TASK INSTRUCTIONS >> Copy out the entries below precisely; nothing is to be omitted.

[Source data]
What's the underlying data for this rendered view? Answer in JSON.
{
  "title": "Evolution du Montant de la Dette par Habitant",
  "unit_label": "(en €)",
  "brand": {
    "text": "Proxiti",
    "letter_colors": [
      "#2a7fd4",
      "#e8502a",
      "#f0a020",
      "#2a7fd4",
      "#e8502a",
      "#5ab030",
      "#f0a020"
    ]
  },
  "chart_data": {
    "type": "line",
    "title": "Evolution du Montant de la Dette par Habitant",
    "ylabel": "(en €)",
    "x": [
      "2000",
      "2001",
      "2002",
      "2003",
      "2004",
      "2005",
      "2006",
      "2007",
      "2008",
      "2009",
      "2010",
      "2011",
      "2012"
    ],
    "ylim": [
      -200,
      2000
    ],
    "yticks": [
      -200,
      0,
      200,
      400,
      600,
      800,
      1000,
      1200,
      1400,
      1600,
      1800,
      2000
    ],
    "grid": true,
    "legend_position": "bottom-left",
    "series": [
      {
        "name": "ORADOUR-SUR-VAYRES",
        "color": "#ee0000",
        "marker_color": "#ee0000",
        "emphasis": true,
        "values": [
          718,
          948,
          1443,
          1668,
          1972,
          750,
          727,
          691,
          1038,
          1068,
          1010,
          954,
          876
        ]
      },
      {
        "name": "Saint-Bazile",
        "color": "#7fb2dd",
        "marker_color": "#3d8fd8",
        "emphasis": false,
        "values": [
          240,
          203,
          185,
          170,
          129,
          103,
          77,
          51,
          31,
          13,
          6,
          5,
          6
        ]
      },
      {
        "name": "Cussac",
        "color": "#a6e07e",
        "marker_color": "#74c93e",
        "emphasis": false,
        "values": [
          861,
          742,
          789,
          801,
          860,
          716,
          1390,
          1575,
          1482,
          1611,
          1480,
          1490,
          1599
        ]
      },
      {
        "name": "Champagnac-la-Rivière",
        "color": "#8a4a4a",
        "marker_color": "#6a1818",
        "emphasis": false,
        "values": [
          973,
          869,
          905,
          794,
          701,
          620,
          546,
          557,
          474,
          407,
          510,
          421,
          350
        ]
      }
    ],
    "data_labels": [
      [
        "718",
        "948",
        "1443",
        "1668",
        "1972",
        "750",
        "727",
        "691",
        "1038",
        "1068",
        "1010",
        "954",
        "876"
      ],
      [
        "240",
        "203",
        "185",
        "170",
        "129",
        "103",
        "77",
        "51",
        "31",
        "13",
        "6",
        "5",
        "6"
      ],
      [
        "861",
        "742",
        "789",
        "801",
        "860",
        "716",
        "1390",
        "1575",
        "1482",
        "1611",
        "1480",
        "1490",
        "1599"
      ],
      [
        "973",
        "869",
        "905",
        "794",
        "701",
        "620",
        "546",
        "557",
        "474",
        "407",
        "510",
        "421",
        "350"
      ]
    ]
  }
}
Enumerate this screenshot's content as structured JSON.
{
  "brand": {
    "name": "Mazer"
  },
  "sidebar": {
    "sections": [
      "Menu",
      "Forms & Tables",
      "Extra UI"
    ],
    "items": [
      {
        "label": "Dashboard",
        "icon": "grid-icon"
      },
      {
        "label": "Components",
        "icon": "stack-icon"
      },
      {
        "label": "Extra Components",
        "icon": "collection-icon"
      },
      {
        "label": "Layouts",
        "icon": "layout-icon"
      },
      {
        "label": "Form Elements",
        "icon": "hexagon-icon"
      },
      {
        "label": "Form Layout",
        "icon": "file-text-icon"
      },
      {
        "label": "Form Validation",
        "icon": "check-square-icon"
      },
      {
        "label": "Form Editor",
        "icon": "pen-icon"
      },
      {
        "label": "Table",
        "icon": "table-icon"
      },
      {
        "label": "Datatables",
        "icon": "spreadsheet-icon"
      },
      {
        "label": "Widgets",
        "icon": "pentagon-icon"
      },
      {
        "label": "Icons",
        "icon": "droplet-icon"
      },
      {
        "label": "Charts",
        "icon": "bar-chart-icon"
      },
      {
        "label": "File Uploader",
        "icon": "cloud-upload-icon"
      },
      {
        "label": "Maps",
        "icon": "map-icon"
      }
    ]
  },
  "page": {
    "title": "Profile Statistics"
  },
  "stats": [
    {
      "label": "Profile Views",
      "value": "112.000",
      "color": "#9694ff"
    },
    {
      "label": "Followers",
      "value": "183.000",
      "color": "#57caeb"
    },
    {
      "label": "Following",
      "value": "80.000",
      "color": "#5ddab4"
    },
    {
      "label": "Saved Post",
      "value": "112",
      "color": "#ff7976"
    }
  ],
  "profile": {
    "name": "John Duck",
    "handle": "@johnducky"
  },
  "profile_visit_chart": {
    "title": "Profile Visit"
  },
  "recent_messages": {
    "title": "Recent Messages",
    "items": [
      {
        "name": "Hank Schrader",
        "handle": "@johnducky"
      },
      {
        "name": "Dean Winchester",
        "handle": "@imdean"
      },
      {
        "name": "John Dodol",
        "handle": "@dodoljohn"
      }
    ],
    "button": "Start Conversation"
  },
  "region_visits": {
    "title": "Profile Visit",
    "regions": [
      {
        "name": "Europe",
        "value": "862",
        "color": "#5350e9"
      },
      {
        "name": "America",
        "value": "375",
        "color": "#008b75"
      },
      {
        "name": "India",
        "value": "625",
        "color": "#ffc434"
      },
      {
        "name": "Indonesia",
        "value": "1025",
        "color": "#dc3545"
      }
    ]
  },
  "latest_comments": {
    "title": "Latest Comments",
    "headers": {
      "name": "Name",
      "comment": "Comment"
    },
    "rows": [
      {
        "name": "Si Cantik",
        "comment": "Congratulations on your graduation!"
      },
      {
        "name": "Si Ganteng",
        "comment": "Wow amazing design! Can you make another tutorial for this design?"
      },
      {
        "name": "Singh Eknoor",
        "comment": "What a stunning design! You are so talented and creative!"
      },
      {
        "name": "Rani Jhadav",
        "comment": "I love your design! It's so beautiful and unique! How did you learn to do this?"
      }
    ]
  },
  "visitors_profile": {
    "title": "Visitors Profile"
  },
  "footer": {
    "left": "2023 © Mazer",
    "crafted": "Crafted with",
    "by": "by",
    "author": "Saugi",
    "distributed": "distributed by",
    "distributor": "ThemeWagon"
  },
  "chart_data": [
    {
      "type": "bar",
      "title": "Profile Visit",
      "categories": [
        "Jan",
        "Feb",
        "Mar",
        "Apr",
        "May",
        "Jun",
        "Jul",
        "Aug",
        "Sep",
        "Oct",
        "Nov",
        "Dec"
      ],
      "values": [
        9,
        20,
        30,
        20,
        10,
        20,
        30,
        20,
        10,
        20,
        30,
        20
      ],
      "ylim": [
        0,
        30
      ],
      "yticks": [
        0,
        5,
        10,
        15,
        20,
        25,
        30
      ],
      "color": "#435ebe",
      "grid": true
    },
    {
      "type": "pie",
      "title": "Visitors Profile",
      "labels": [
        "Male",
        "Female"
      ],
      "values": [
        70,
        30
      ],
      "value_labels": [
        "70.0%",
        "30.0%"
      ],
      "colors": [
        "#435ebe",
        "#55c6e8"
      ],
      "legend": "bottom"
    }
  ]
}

RESULT FOR THIS EXERCISE >>
What's the underlying data for this rendered view? Answer in JSON.
{
  "title": "Evolution du Montant de la Dette par Habitant",
  "unit_label": "(en €)",
  "brand": {
    "text": "Proxiti",
    "letter_colors": [
      "#2a7fd4",
      "#e8502a",
      "#f0a020",
      "#2a7fd4",
      "#e8502a",
      "#5ab030",
      "#f0a020"
    ]
  },
  "chart_data": {
    "type": "line",
    "title": "Evolution du Montant de la Dette par Habitant",
    "ylabel": "(en €)",
    "x": [
      "2000",
      "2001",
      "2002",
      "2003",
      "2004",
      "2005",
      "2006",
      "2007",
      "2008",
      "2009",
      "2010",
      "2011",
      "2012"
    ],
    "ylim": [
      -200,
      2000
    ],
    "yticks": [
      -200,
      0,
      200,
      400,
      600,
      800,
      1000,
      1200,
      1400,
      1600,
      1800,
      2000
    ],
    "grid": true,
    "legend_position": "bottom-left",
    "series": [
      {
        "name": "ORADOUR-SUR-VAYRES",
        "color": "#ee0000",
        "marker_color": "#ee0000",
        "emphasis": true,
        "values": [
          718,
          948,
          1443,
          1668,
          1972,
          750,
          727,
          691,
          1038,
          1068,
          1010,
          954,
          876
        ]
      },
      {
        "name": "Saint-Bazile",
        "color": "#7fb2dd",
        "marker_color": "#3d8fd8",
        "emphasis": false,
        "values": [
          240,
          203,
          185,
          170,
          129,
          103,
          77,
          51,
          31,
          13,
          6,
          5,
          6
        ]
      },
      {
        "name": "Cussac",
        "color": "#a6e07e",
        "marker_color": "#74c93e",
        "emphasis": false,
        "values": [
          861,
          742,
          789,
          801,
          860,
          716,
          1390,
          1575,
          1482,
          1611,
          1480,
          1490,
          1599
        ]
      },
      {
        "name": "Champagnac-la-Rivière",
        "color": "#8a4a4a",
        "marker_color": "#6a1818",
        "emphasis": false,
        "values": [
          973,
          869,
          905,
          794,
          701,
          620,
          546,
          557,
          474,
          407,
          510,
          421,
          350
        ]
      }
    ],
    "data_labels": [
      [
        "718",
        "948",
        "1443",
        "1668",
        "1972",
        "750",
        "727",
        "691",
        "1038",
        "1068",
        "1010",
        "954",
        "876"
      ],
      [
        "240",
        "203",
        "185",
        "170",
        "129",
        "103",
        "77",
        "51",
        "31",
        "13",
        "6",
        "5",
        "6"
      ],
      [
        "861",
        "742",
        "789",
        "801",
        "860",
        "716",
        "1390",
        "1575",
        "1482",
        "1611",
        "1480",
        "1490",
        "1599"
      ],
      [
        "973",
        "869",
        "905",
        "794",
        "701",
        "620",
        "546",
        "557",
        "474",
        "407",
        "510",
        "421",
        "350"
      ]
    ]
  }
}
Enumerate this screenshot's content as structured JSON.
{
  "brand": {
    "name": "Mazer"
  },
  "sidebar": {
    "sections": [
      "Menu",
      "Forms & Tables",
      "Extra UI"
    ],
    "items": [
      {
        "label": "Dashboard",
        "icon": "grid-icon"
      },
      {
        "label": "Components",
        "icon": "stack-icon"
      },
      {
        "label": "Extra Components",
        "icon": "collection-icon"
      },
      {
        "label": "Layouts",
        "icon": "layout-icon"
      },
      {
        "label": "Form Elements",
        "icon": "hexagon-icon"
      },
      {
        "label": "Form Layout",
        "icon": "file-text-icon"
      },
      {
        "label": "Form Validation",
        "icon": "check-square-icon"
      },
      {
        "label": "Form Editor",
        "icon": "pen-icon"
      },
      {
        "label": "Table",
        "icon": "table-icon"
      },
      {
        "label": "Datatables",
        "icon": "spreadsheet-icon"
      },
      {
        "label": "Widgets",
        "icon": "pentagon-icon"
      },
      {
        "label": "Icons",
        "icon": "droplet-icon"
      },
      {
        "label": "Charts",
        "icon": "bar-chart-icon"
      },
      {
        "label": "File Uploader",
        "icon": "cloud-upload-icon"
      },
      {
        "label": "Maps",
        "icon": "map-icon"
      }
    ]
  },
  "page": {
    "title": "Profile Statistics"
  },
  "stats": [
    {
      "label": "Profile Views",
      "value": "112.000",
      "color": "#9694ff"
    },
    {
      "label": "Followers",
      "value": "183.000",
      "color": "#57caeb"
    },
    {
      "label": "Following",
      "value": "80.000",
      "color": "#5ddab4"
    },
    {
      "label": "Saved Post",
      "value": "112",
      "color": "#ff7976"
    }
  ],
  "profile": {
    "name": "John Duck",
    "handle": "@johnducky"
  },
  "profile_visit_chart": {
    "title": "Profile Visit"
  },
  "recent_messages": {
    "title": "Recent Messages",
    "items": [
      {
        "name": "Hank Schrader",
        "handle": "@johnducky"
      },
      {
        "name": "Dean Winchester",
        "handle": "@imdean"
      },
      {
        "name": "John Dodol",
        "handle": "@dodoljohn"
      }
    ],
    "button": "Start Conversation"
  },
  "region_visits": {
    "title": "Profile Visit",
    "regions": [
      {
        "name": "Europe",
        "value": "862",
        "color": "#5350e9"
      },
      {
        "name": "America",
        "value": "375",
        "color": "#008b75"
      },
      {
        "name": "India",
        "value": "625",
        "color": "#ffc434"
      },
      {
        "name": "Indonesia",
        "value": "1025",
        "color": "#dc3545"
      }
    ]
  },
  "latest_comments": {
    "title": "Latest Comments",
    "headers": {
      "name": "Name",
      "comment": "Comment"
    },
    "rows": [
      {
        "name": "Si Cantik",
        "comment": "Congratulations on your graduation!"
      },
      {
        "name": "Si Ganteng",
        "comment": "Wow amazing design! Can you make another tutorial for this design?"
      },
      {
        "name": "Singh Eknoor",
        "comment": "What a stunning design! You are so talented and creative!"
      },
      {
        "name": "Rani Jhadav",
        "comment": "I love your design! It's so beautiful and unique! How did you learn to do this?"
      }
    ]
  },
  "visitors_profile": {
    "title": "Visitors Profile"
  },
  "footer": {
    "left": "2023 © Mazer",
    "crafted": "Crafted with",
    "by": "by",
    "author": "Saugi",
    "distributed": "distributed by",
    "distributor": "ThemeWagon"
  },
  "chart_data": [
    {
      "type": "bar",
      "title": "Profile Visit",
      "categories": [
        "Jan",
        "Feb",
        "Mar",
        "Apr",
        "May",
        "Jun",
        "Jul",
        "Aug",
        "Sep",
        "Oct",
        "Nov",
        "Dec"
      ],
      "values": [
        9,
        20,
        30,
        20,
        10,
        20,
        30,
        20,
        10,
        20,
        30,
        20
      ],
      "ylim": [
        0,
        30
      ],
      "yticks": [
        0,
        5,
        10,
        15,
        20,
        25,
        30
      ],
      "color": "#435ebe",
      "grid": true
    },
    {
      "type": "pie",
      "title": "Visitors Profile",
      "labels": [
        "Male",
        "Female"
      ],
      "values": [
        70,
        30
      ],
      "value_labels": [
        "70.0%",
        "30.0%"
      ],
      "colors": [
        "#435ebe",
        "#55c6e8"
      ],
      "legend": "bottom"
    }
  ]
}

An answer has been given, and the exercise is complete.